Article>
Theatre programmes: The great debate

There are two debates that take place in theatre foyers up and down the country every evening. The first concerns wine – do you fork out for an overpriced bottle of pinot grigio before the show or stick to the bottle of water you’ve inevitably smuggled in under your coat? The second takes place at the merchandise stand – and it surrounds the theatre programme.

The theatre programme divides the nation. While some people see a pile of crisp booklets on a desk and lunge for them brandishing cash, others give that same desk the side eye while keeping a look out for a free pamphlet or cast board to tell them who’ll be performing that evening. Yes, it’s true – there are two very different types of theatregoer out there and they’re defined by their programme-buying actions.

A freebie, a programme, a brochure

For those unfamiliar, typically you have either two or three options in most West End theatres.

The first is you can opt not to buy a programme at all. Most theatres will normally display a cast list near the box office, where you’ll be able to see who’s performing that performance and information about any understudies. This is the free option, and if you’re really lucky, there’ll be a leaflet nearby with the information on that you can take away if you want to.

The second option is the programme. This is typically an A5-sized job (great consistency for anyone with a touch of programme OCD) with a mix of show info and adverts. While the adverts have started to take over in recent years, you’ll also find cast info, profiles, a song list and a couple of articles about the show or general theatre news. As they’re produced by the theatres themselves, don’t expect pictures of the musical or play you’re seeing, though. Costs vary, but they’re normally £3 to £4.

Finally, for big expensive shows and musicals there’ll normally be a brochure. This is where the money is made. Costs can vary wildly but expect anything between £6 and £10. Filled with glossy photos, interviews and articles about the show, they can take any shape or form. Often you’ll find that they don’t go into as much depth about the cast (a canny trick to get you to buy the programme and brochure) but they’re nice to have if you want something to keep.

Data entries>
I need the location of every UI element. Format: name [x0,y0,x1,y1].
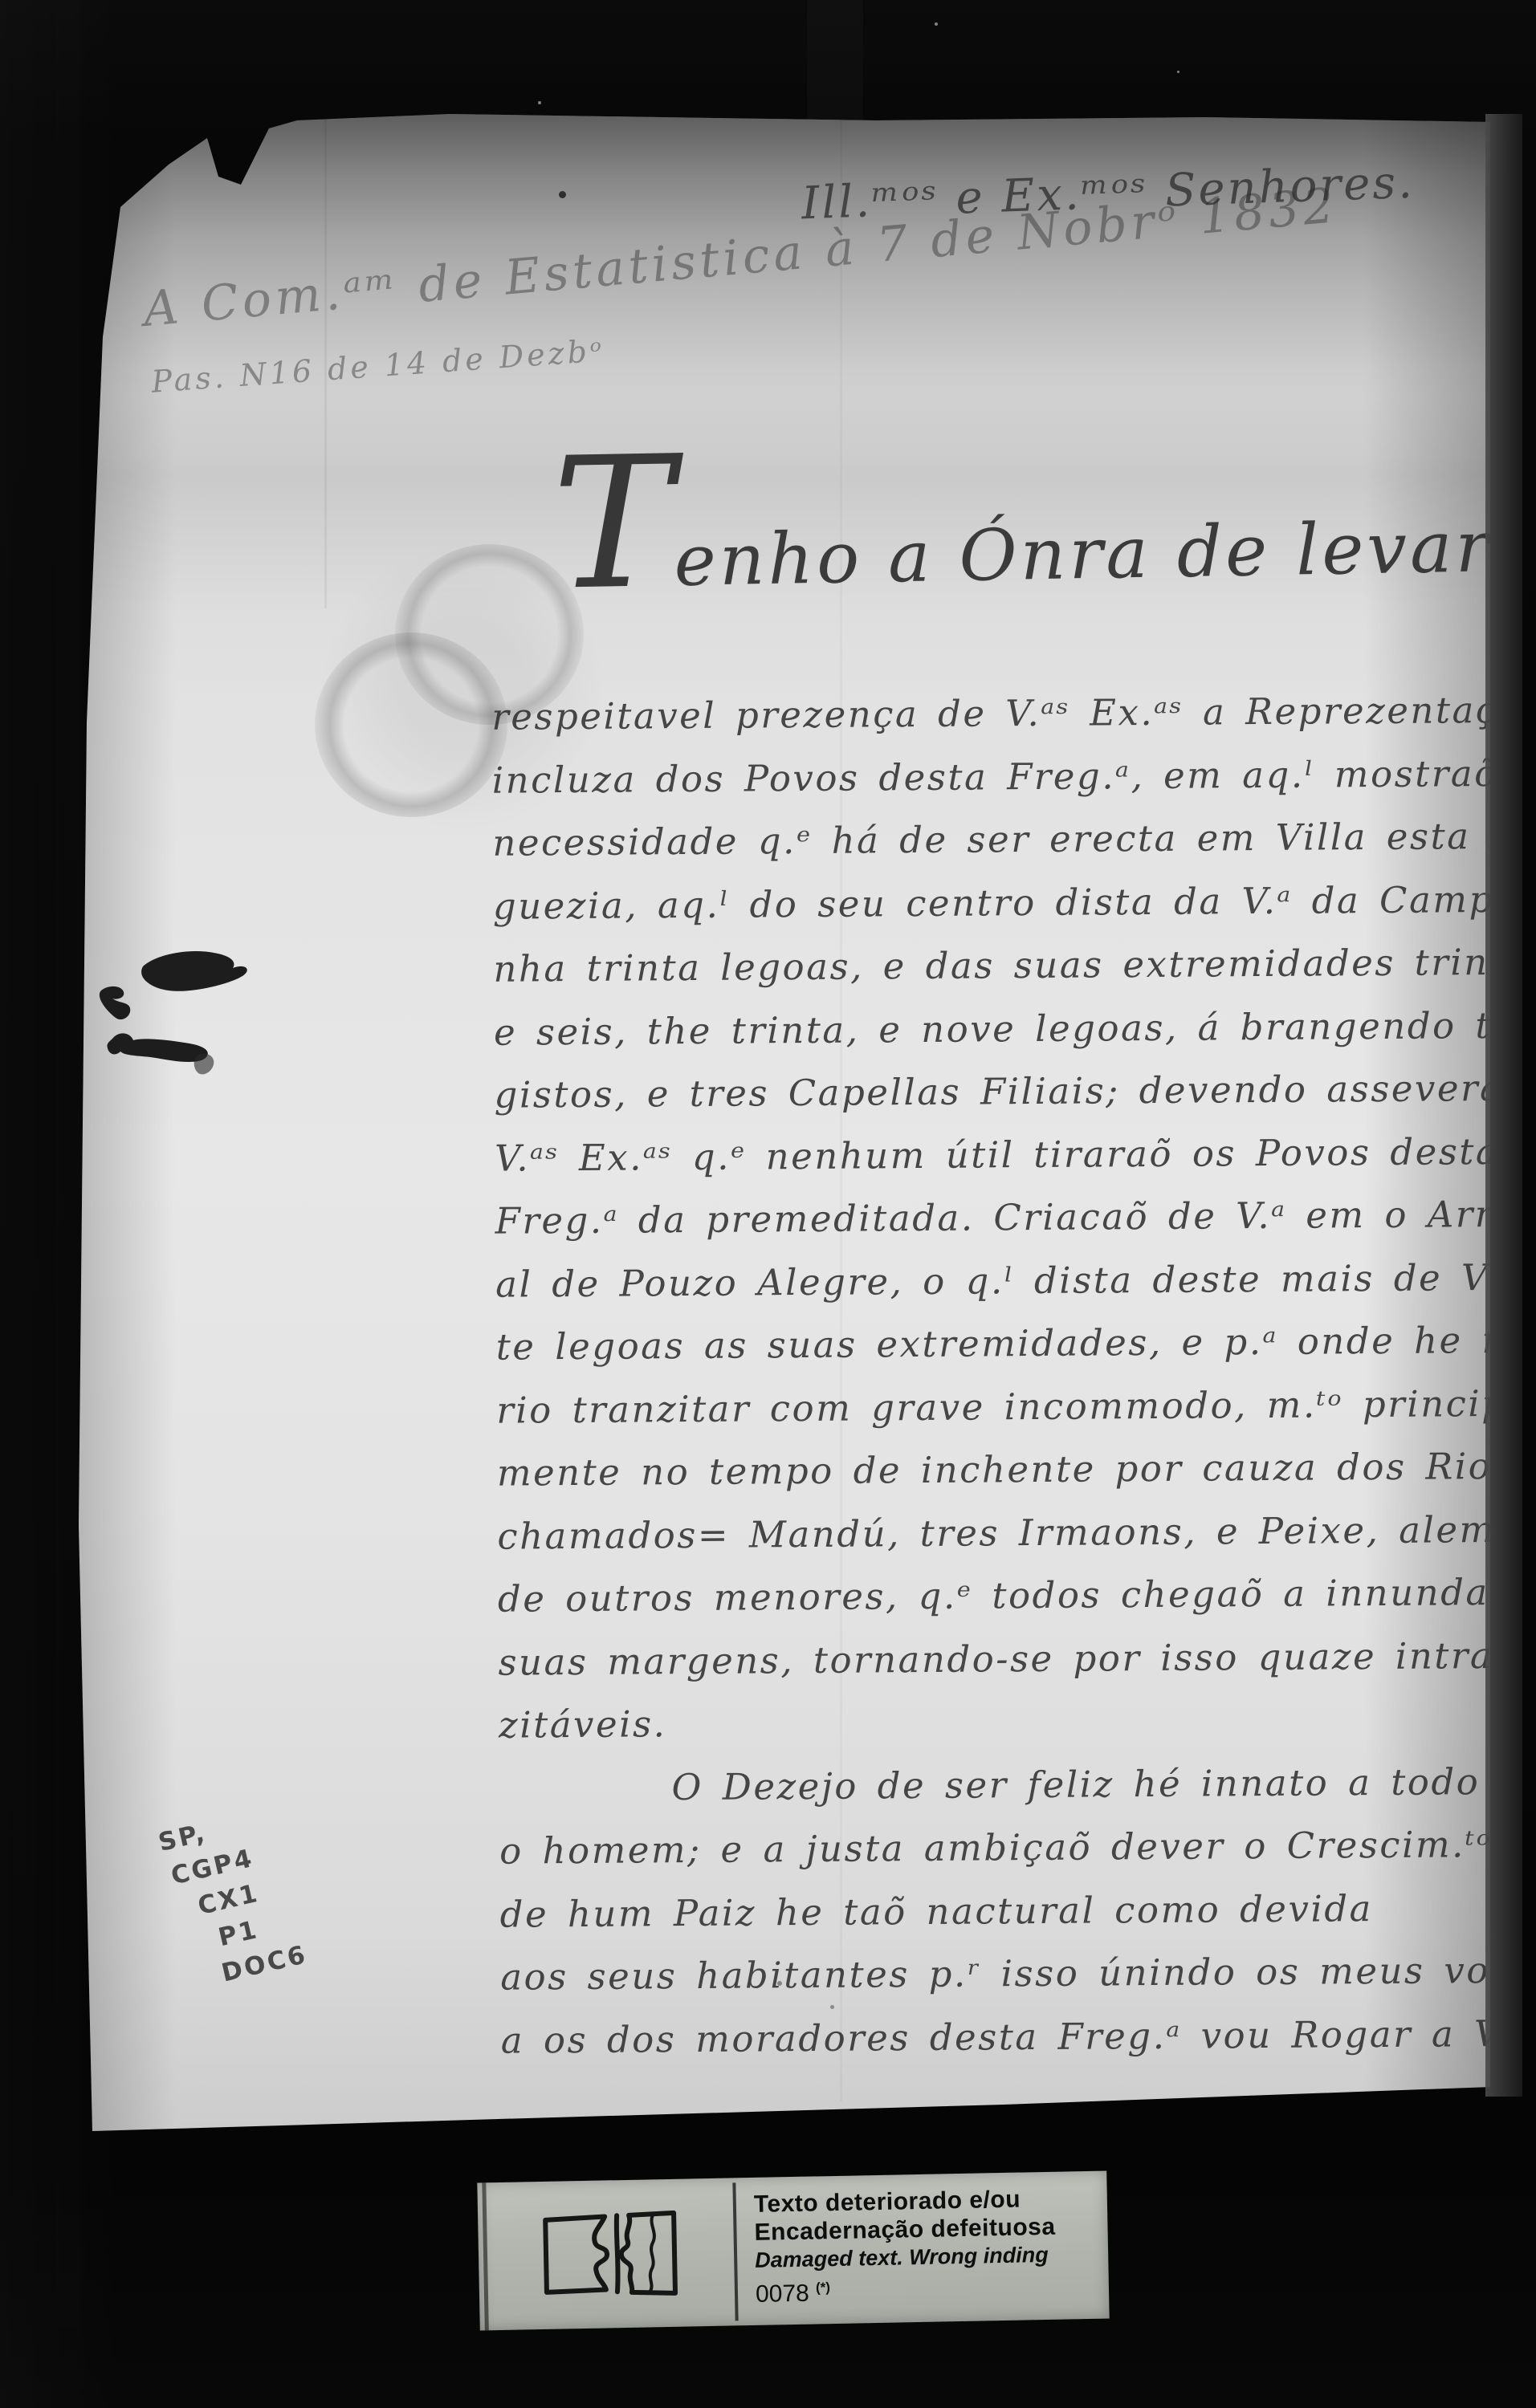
stamp-number-note: (*) [816,2280,830,2295]
manuscript-line: necessidade q.ᵉ há de ser erecta em Vill… [492,804,1536,875]
dust-speck [1177,71,1180,73]
manuscript-line: de hum Paiz he taõ nactural como devida [499,1876,1536,1946]
manuscript-line: de outros menores, q.ᵉ todos chegaõ a in… [498,1560,1536,1631]
opening-line: Tenho a Ónra de levar a= [551,416,1536,616]
stamp-text: Texto deteriorado e/ou Encadernação defe… [754,2185,1057,2308]
manuscript-line: nha trinta legoas, e das suas extremidad… [493,930,1536,1001]
binding-gutter-shadow [1485,114,1522,2097]
film-streak [807,0,863,120]
damaged-book-icon [536,2205,686,2308]
manuscript-line: o homem; e a justa ambiçaõ dever o Cresc… [499,1812,1536,1883]
archive-condition-stamp: Texto deteriorado e/ou Encadernação defe… [477,2170,1109,2330]
archival-reference-code: SP, CGP4 CX1 P1 DOC6 [152,1800,311,1999]
manuscript-page: Ill.ᵐᵒˢ e Ex.ᵐᵒˢ Senhores. A Com.ᵃᵐ de E… [77,111,1490,2131]
manuscript-line: suas margens, tornando-se por isso quaze… [498,1624,1536,1694]
opening-initial: T [551,433,675,616]
ink-blot [95,920,312,1104]
manuscript-line: incluza dos Povos desta Freg.ᵃ, em aq.ˡ … [492,742,1536,812]
archival-annotation-date: A Com.ᵃᵐ de Estatistica à 7 de Nobrᵒ 183… [141,177,1340,338]
manuscript-line: O Dezejo de ser feliz hé innato a todo [499,1750,1536,1820]
manuscript-line: rio tranzitar com grave incommodo, m.ᵗᵒ … [496,1372,1536,1442]
manuscript-line: aos seus habitantes p.ʳ isso únindo os m… [500,1938,1536,2009]
manuscript-line: mente no tempo de inchente por cauza dos… [497,1434,1536,1505]
archival-annotation-ref: Pas. N16 de 14 de Dezbᵒ [150,332,606,399]
stain-ring [315,633,507,817]
manuscript-line: e seis, the trinta, e nove legoas, á bra… [494,994,1536,1064]
manuscript-line: chamados= Mandú, tres Irmaons, e Peixe, … [497,1498,1536,1568]
manuscript-line: gistos, e tres Capellas Filiais; devendo… [494,1056,1536,1127]
manuscript-line: te legoas as suas extremidades, e p.ᵃ on… [495,1308,1536,1379]
stamp-number-row: 0078 (*) [756,2269,1057,2308]
ink-dot [559,191,566,198]
manuscript-body: respeitavel prezença de V.ᵃˢ Ex.ᵃˢ a Rep… [491,678,1536,2072]
stamp-divider [732,2182,738,2321]
dust-speck [935,22,938,26]
microfilm-scan: Ill.ᵐᵒˢ e Ex.ᵐᵒˢ Senhores. A Com.ᵃᵐ de E… [0,0,1536,2408]
manuscript-line: respeitavel prezença de V.ᵃˢ Ex.ᵃˢ a Rep… [491,678,1536,749]
stamp-edge-line [482,2182,489,2330]
manuscript-line: guezia, aq.ˡ do seu centro dista da V.ᵃ … [493,868,1536,938]
stamp-number: 0078 [756,2280,809,2308]
opening-rest: enho a Ónra de levar a= [674,502,1536,602]
manuscript-line: a os dos moradores desta Freg.ᵃ vou Roga… [500,2002,1536,2072]
manuscript-line: Freg.ᵃ da premeditada. Criacaõ de V.ᵃ em… [495,1182,1536,1253]
dust-speck [538,101,541,104]
manuscript-line: al de Pouzo Alegre, o q.ˡ dista deste ma… [495,1246,1536,1316]
manuscript-line: zitáveis. [499,1686,1536,1757]
stamp-line-en: Damaged text. Wrong inding [755,2241,1057,2275]
film-streak [56,0,80,2328]
manuscript-line: V.ᵃˢ Ex.ᵃˢ q.ᵉ nenhum útil tiraraõ os Po… [495,1120,1536,1190]
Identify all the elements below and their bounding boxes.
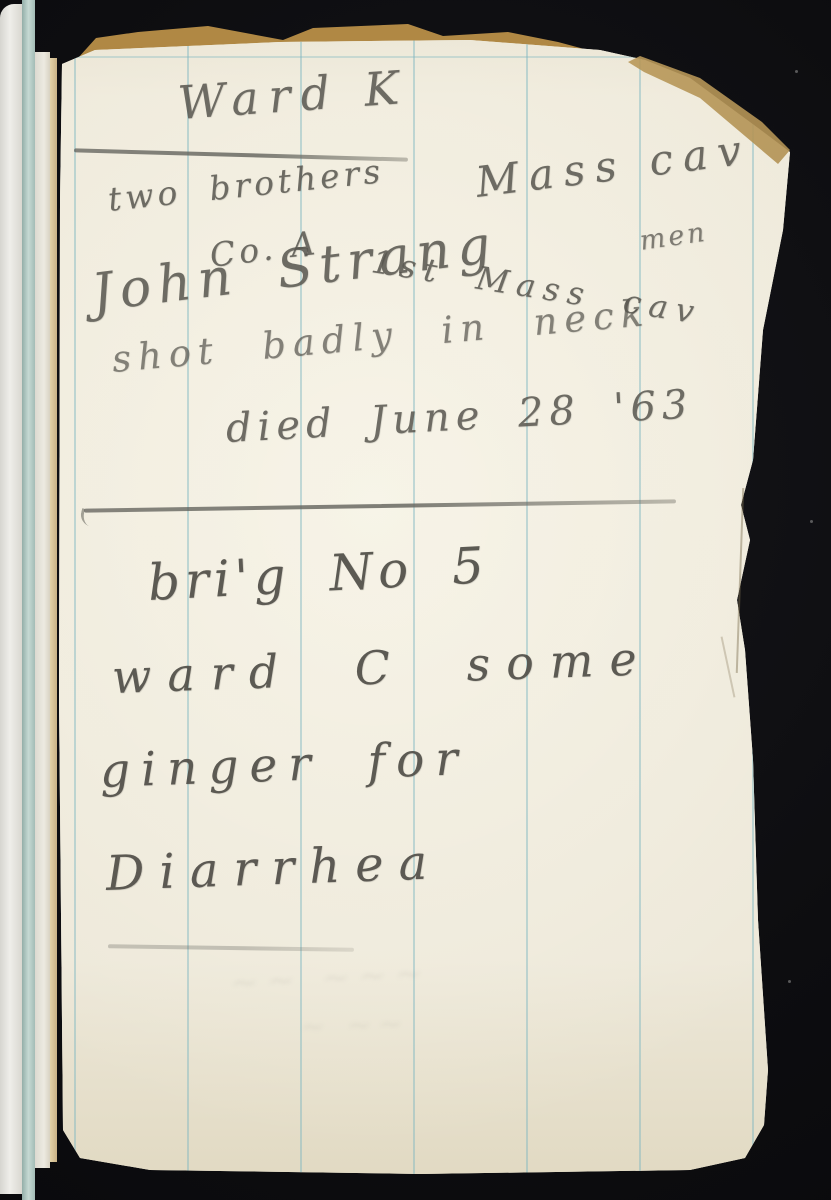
facing-page-edge (0, 4, 22, 1194)
line-diarrhea: Diarrhea (105, 834, 443, 902)
binding-cloth-edge (22, 0, 35, 1200)
dust-speck (810, 520, 813, 523)
show-through-marks: ~ ~~ (299, 1006, 409, 1045)
dust-speck (788, 980, 791, 983)
page-edge-tan-strip (50, 58, 57, 1162)
page-stack-edge (35, 52, 50, 1168)
top-ruled-line (60, 56, 786, 58)
dust-speck (795, 70, 798, 73)
scanned-notebook-photo: Ward K two brothers Mass cav men Co. A 1… (0, 0, 831, 1200)
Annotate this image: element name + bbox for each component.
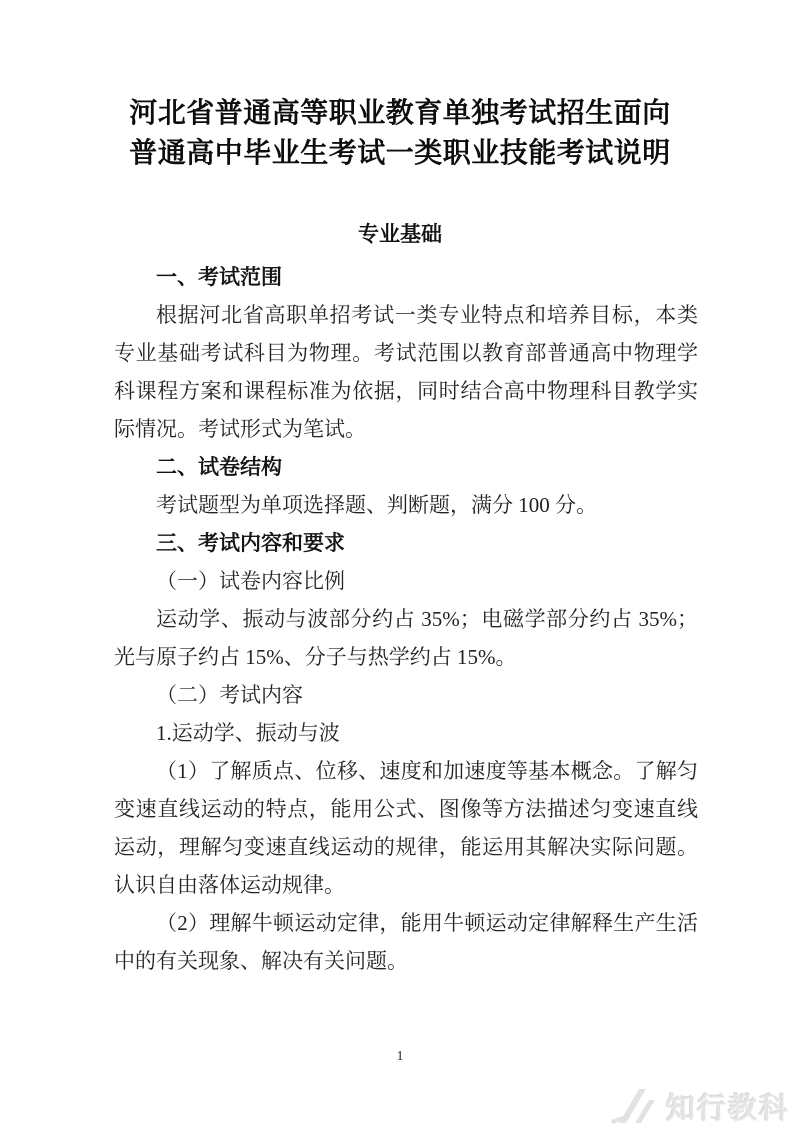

Written task A>
Rewrite the paragraph of the theatre programmes article that starts "The second option is the programme" as a short list, keeping its main facts.
Written task B>
From the theatre programmes article, repeat the passage that begins at the words "For those unfamiliar, typically" and stops after "you want to.".
The records have nothing to do with the work here.

Full response A>
- Usually A5-sized, with a mix of show information and adverts.
- Adverts have taken over more in recent years.
- It still has cast information, profiles, a song list and a couple of articles about the show or general theatre news.
- The theatres produce it themselves, so it has no pictures of the show you're seeing.
- Prices vary but are normally £3 to £4.

Full response B>
For those unfamiliar, typically you have either two or three options in most West End theatres.

The first is you can opt not to buy a programme at all. Most theatres will normally display a cast list near the box office, where you’ll be able to see who’s performing that performance and information about any understudies. This is the free option, and if you’re really lucky, there’ll be a leaflet nearby with the information on that you can take away if you want to.